(Source records)
* BEGIN *

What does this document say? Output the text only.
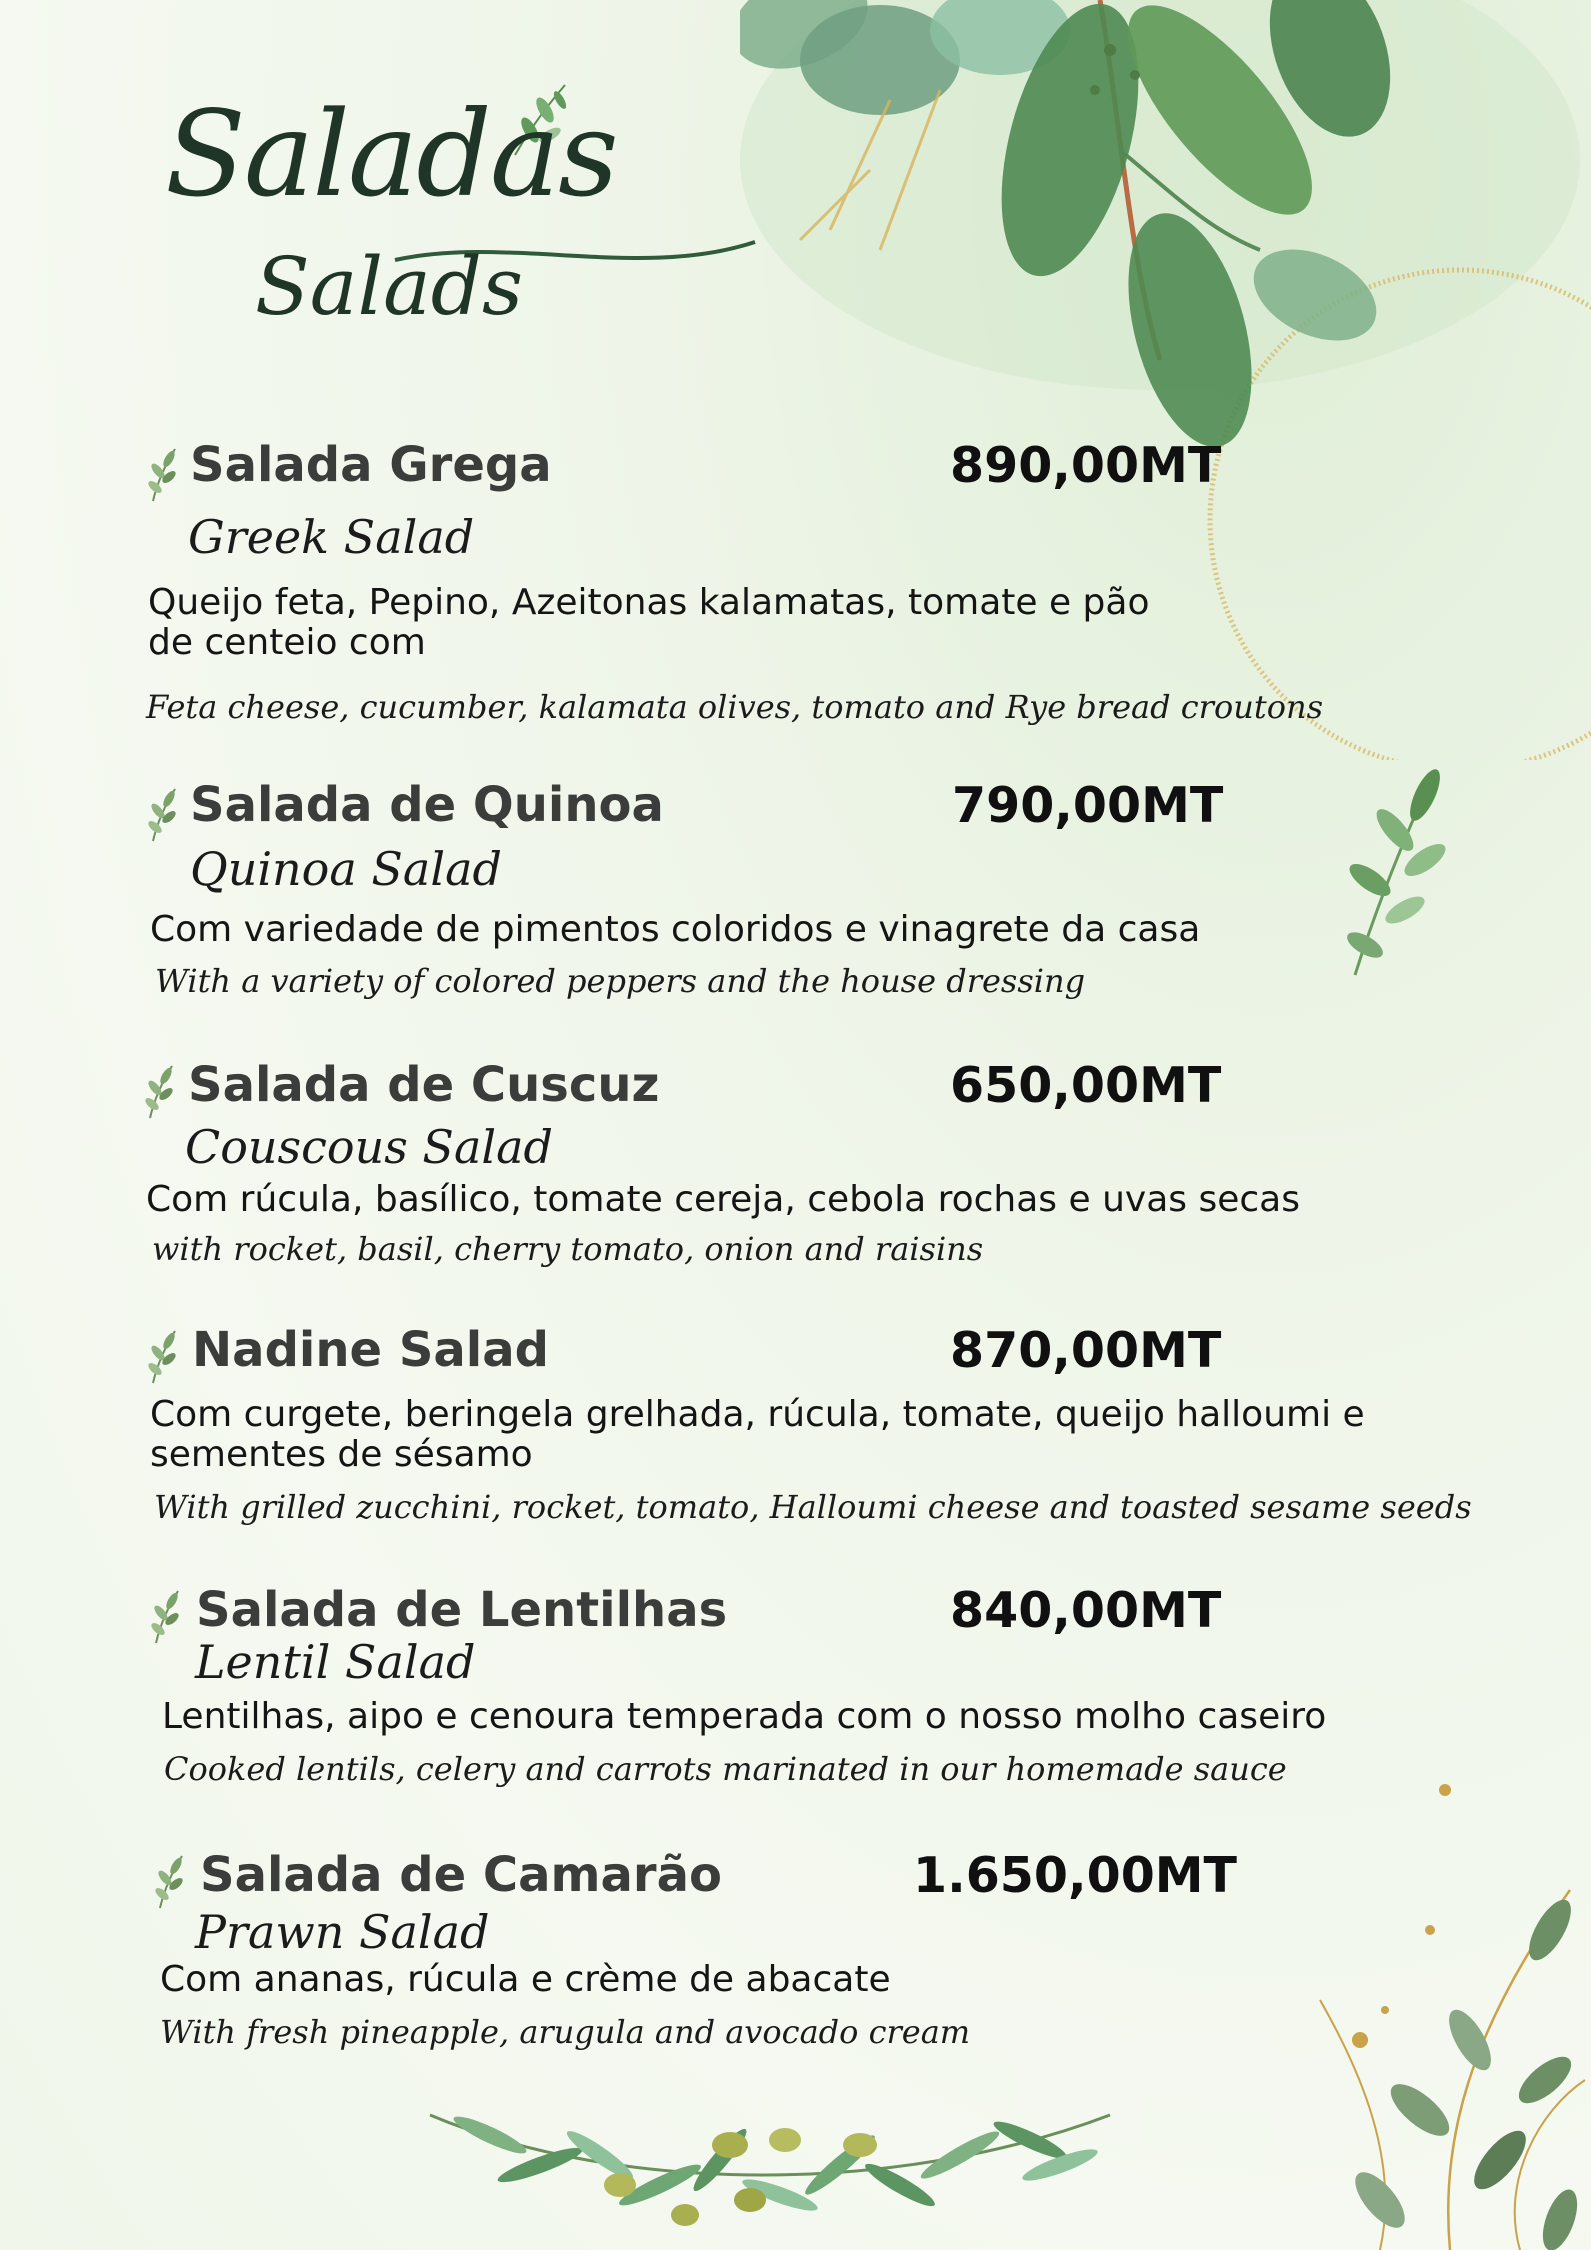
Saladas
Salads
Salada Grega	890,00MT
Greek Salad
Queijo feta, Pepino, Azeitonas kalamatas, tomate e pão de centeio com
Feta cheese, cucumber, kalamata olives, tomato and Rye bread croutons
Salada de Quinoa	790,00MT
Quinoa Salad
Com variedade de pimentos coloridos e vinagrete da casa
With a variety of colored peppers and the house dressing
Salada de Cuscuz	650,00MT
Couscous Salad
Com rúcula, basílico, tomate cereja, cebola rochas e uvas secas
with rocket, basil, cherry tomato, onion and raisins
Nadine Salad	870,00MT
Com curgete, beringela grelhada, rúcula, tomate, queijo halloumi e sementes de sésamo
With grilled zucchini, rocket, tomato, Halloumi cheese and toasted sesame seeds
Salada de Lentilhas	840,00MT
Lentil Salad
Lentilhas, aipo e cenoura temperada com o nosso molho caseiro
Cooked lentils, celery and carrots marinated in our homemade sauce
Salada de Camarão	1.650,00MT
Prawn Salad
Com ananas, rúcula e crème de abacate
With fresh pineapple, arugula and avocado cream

* END *
* BEGIN *

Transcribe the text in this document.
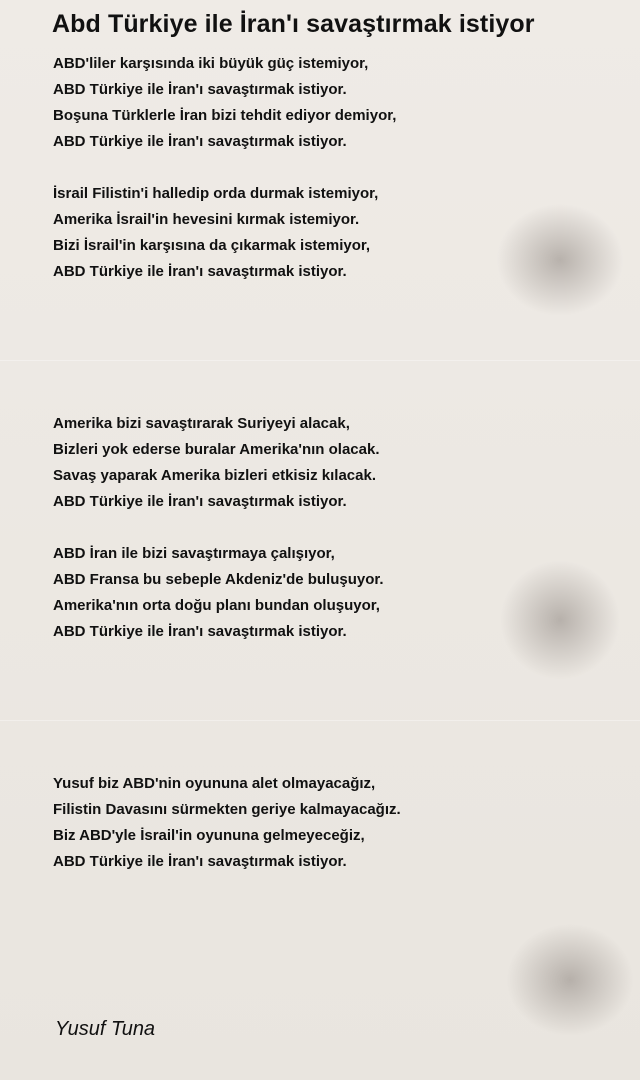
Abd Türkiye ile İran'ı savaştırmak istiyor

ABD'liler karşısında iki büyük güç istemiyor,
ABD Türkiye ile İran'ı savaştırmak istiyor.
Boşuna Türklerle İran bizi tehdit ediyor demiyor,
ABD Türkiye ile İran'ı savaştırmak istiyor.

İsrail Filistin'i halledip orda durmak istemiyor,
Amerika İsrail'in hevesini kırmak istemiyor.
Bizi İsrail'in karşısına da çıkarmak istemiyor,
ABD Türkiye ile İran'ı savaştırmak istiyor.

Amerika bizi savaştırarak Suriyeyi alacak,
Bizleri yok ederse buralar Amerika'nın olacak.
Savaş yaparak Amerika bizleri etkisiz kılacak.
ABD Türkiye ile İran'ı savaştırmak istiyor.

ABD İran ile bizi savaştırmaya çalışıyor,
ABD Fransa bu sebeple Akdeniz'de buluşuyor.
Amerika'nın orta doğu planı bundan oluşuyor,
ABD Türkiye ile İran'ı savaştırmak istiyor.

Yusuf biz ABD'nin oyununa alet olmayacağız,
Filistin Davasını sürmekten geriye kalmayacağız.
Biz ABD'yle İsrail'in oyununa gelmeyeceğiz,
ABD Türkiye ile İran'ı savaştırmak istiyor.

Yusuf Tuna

* END *

Written exercise | Display every line of the listing that contains the string "tomato".

The result |
Feta cheese, cucumber, kalamata olives, tomato and Rye bread croutons
with rocket, basil, cherry tomato, onion and raisins
With grilled zucchini, rocket, tomato, Halloumi cheese and toasted sesame seeds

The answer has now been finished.